* Stored data entries
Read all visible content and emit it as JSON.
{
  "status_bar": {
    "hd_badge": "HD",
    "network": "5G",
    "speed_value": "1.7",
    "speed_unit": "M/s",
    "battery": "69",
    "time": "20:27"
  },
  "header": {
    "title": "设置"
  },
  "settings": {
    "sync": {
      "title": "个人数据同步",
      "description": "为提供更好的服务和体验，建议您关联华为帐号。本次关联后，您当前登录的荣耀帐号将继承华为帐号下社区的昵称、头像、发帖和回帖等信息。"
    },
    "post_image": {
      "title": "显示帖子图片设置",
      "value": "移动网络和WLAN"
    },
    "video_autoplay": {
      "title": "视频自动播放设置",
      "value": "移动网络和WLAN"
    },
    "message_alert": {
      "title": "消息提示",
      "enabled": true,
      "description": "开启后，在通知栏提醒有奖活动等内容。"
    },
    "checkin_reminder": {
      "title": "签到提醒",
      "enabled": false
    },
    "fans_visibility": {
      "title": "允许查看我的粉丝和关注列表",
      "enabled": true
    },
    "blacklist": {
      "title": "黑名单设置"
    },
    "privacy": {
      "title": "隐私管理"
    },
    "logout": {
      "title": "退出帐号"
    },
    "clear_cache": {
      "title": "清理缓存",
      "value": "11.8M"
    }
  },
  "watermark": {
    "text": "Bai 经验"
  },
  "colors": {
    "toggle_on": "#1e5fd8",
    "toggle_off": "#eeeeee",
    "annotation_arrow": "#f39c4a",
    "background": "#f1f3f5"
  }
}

* What is expected
Within the listing above, find every line containing the string "description" and return it.

* The solution
      "description": "为提供更好的服务和体验，建议您关联华为帐号。本次关联后，您当前登录的荣耀帐号将继承华为帐号下社区的昵称、头像、发帖和回帖等信息。"
      "description": "开启后，在通知栏提醒有奖活动等内容。"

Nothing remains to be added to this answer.